From the line that has "Decode this image" down to the final line of the listing below, transcribe every line exactly, and only those.

>> START Information supplied

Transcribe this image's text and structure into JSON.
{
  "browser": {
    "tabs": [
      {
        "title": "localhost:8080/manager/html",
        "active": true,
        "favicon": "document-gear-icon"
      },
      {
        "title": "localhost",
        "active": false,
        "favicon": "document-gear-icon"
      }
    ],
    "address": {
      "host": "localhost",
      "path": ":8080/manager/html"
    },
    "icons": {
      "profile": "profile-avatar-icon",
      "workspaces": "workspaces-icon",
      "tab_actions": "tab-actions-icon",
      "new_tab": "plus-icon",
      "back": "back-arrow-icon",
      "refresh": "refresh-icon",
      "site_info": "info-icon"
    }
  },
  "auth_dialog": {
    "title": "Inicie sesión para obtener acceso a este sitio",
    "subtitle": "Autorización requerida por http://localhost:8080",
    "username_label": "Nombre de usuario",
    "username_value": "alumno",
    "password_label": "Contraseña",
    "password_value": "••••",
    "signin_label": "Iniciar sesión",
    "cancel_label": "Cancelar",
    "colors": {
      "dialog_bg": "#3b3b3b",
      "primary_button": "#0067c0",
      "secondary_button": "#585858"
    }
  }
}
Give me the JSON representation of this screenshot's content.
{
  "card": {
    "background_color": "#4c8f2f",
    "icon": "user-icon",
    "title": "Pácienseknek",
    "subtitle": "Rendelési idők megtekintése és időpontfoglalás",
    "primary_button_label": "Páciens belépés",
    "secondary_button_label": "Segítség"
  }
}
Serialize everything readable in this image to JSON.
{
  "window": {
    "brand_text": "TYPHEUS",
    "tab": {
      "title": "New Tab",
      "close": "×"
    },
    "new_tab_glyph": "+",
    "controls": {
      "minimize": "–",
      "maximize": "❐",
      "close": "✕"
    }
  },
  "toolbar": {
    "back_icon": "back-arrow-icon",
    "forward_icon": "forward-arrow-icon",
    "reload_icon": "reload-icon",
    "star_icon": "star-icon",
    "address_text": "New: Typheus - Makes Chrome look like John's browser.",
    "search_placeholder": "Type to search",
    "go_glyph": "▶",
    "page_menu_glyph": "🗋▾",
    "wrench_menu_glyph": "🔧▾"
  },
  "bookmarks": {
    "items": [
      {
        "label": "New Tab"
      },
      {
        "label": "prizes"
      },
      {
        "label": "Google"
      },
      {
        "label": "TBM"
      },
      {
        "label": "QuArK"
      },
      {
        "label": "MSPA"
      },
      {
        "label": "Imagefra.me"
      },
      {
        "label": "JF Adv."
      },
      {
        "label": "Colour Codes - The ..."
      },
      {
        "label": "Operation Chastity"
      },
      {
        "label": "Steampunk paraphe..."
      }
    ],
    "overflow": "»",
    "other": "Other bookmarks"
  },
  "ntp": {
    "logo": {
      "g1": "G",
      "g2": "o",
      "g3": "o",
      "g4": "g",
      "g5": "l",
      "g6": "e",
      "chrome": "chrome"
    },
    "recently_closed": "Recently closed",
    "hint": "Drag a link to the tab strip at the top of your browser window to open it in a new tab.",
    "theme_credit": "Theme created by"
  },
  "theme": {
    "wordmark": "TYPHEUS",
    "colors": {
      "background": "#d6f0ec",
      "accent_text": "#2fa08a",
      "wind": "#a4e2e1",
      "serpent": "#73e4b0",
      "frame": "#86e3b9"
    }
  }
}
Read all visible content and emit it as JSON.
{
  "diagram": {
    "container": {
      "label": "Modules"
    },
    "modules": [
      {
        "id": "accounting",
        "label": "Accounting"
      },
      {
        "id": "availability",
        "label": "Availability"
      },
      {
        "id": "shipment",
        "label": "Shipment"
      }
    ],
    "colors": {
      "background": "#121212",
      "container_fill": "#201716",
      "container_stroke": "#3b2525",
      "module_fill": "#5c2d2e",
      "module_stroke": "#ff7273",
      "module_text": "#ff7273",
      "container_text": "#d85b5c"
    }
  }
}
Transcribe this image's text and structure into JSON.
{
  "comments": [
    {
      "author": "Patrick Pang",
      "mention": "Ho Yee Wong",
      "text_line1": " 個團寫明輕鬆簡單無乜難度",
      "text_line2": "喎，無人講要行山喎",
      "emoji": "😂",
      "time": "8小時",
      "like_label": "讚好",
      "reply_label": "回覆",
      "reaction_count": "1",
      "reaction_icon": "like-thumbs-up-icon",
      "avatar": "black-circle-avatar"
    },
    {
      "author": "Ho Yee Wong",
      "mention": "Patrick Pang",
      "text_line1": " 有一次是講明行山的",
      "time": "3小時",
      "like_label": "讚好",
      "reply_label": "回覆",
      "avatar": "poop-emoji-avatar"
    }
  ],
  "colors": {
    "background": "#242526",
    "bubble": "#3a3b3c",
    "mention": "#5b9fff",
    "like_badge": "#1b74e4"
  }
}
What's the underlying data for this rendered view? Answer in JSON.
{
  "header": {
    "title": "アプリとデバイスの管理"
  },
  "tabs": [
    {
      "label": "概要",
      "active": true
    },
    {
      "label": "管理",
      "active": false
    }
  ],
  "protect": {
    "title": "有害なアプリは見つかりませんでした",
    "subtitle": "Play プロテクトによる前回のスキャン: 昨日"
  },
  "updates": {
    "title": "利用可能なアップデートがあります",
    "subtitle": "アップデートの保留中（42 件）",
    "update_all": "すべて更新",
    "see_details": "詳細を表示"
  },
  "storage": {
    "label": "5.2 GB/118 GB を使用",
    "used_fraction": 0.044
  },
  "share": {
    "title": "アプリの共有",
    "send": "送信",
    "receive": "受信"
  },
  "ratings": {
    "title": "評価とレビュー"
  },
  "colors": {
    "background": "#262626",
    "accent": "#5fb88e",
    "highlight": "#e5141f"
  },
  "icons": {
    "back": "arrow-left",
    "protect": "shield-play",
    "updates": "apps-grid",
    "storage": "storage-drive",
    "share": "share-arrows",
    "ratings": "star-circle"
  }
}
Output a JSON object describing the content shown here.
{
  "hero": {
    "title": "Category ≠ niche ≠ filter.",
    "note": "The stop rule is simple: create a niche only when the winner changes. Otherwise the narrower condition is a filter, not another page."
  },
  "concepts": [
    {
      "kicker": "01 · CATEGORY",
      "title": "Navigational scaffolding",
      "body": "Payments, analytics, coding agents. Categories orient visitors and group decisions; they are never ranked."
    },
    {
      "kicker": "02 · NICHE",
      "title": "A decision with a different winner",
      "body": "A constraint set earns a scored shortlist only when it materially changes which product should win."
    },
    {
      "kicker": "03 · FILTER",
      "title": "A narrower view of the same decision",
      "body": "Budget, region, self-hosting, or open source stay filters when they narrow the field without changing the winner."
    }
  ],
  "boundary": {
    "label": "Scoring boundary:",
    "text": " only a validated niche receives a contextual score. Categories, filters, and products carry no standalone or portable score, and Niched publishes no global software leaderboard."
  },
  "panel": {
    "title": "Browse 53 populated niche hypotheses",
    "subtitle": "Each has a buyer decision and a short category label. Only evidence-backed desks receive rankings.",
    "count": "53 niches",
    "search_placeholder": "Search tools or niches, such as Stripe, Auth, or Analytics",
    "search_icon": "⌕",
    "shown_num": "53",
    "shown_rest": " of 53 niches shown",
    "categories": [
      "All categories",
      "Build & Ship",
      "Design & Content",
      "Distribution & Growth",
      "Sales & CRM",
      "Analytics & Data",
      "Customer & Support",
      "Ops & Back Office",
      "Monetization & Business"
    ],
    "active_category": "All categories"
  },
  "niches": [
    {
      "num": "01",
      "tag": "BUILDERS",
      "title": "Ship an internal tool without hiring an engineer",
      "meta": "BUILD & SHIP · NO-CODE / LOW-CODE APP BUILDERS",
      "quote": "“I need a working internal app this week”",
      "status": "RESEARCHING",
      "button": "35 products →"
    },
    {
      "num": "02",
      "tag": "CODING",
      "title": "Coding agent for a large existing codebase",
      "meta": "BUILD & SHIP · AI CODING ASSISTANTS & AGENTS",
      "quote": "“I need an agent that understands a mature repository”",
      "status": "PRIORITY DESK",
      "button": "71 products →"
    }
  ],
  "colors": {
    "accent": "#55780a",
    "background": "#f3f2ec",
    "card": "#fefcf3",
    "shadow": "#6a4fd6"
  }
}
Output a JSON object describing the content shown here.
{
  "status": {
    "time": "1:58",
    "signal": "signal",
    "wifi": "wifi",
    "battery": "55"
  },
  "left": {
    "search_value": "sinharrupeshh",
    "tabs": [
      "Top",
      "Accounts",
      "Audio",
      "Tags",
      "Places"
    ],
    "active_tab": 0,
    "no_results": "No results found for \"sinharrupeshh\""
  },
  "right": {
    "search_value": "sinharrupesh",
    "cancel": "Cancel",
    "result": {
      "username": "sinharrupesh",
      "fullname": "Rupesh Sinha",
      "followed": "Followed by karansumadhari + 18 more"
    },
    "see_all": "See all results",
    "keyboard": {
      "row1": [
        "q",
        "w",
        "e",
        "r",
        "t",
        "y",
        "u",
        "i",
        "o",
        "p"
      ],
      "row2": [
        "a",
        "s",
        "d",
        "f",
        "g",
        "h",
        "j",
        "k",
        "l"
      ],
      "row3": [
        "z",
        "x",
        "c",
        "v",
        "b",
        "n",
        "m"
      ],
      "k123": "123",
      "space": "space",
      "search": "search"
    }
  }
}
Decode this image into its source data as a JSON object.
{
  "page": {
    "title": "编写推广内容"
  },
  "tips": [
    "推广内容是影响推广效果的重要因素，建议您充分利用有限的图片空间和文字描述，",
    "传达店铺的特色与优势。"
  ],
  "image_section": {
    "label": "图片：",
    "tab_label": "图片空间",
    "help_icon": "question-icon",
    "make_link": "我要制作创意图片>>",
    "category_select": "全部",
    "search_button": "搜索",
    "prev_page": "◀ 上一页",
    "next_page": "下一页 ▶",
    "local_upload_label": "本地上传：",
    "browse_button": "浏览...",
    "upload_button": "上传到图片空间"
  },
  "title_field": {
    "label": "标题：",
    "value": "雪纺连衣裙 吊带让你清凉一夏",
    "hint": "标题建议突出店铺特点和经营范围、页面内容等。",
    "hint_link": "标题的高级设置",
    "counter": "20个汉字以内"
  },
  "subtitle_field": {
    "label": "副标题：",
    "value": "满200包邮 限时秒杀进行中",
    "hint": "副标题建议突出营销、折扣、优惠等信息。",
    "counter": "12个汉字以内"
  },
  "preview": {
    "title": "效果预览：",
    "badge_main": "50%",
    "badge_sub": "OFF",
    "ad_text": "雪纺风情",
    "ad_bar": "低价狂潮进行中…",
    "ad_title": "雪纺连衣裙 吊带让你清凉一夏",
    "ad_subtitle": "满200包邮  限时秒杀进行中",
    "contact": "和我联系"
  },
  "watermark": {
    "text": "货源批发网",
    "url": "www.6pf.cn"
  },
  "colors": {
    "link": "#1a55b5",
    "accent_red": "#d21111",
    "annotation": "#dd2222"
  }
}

>> END Information supplied

§ Exercise result:
Decode this image into its source data as a JSON object.
{
  "page": {
    "title": "编写推广内容"
  },
  "tips": [
    "推广内容是影响推广效果的重要因素，建议您充分利用有限的图片空间和文字描述，",
    "传达店铺的特色与优势。"
  ],
  "image_section": {
    "label": "图片：",
    "tab_label": "图片空间",
    "help_icon": "question-icon",
    "make_link": "我要制作创意图片>>",
    "category_select": "全部",
    "search_button": "搜索",
    "prev_page": "◀ 上一页",
    "next_page": "下一页 ▶",
    "local_upload_label": "本地上传：",
    "browse_button": "浏览...",
    "upload_button": "上传到图片空间"
  },
  "title_field": {
    "label": "标题：",
    "value": "雪纺连衣裙 吊带让你清凉一夏",
    "hint": "标题建议突出店铺特点和经营范围、页面内容等。",
    "hint_link": "标题的高级设置",
    "counter": "20个汉字以内"
  },
  "subtitle_field": {
    "label": "副标题：",
    "value": "满200包邮 限时秒杀进行中",
    "hint": "副标题建议突出营销、折扣、优惠等信息。",
    "counter": "12个汉字以内"
  },
  "preview": {
    "title": "效果预览：",
    "badge_main": "50%",
    "badge_sub": "OFF",
    "ad_text": "雪纺风情",
    "ad_bar": "低价狂潮进行中…",
    "ad_title": "雪纺连衣裙 吊带让你清凉一夏",
    "ad_subtitle": "满200包邮  限时秒杀进行中",
    "contact": "和我联系"
  },
  "watermark": {
    "text": "货源批发网",
    "url": "www.6pf.cn"
  },
  "colors": {
    "link": "#1a55b5",
    "accent_red": "#d21111",
    "annotation": "#dd2222"
  }
}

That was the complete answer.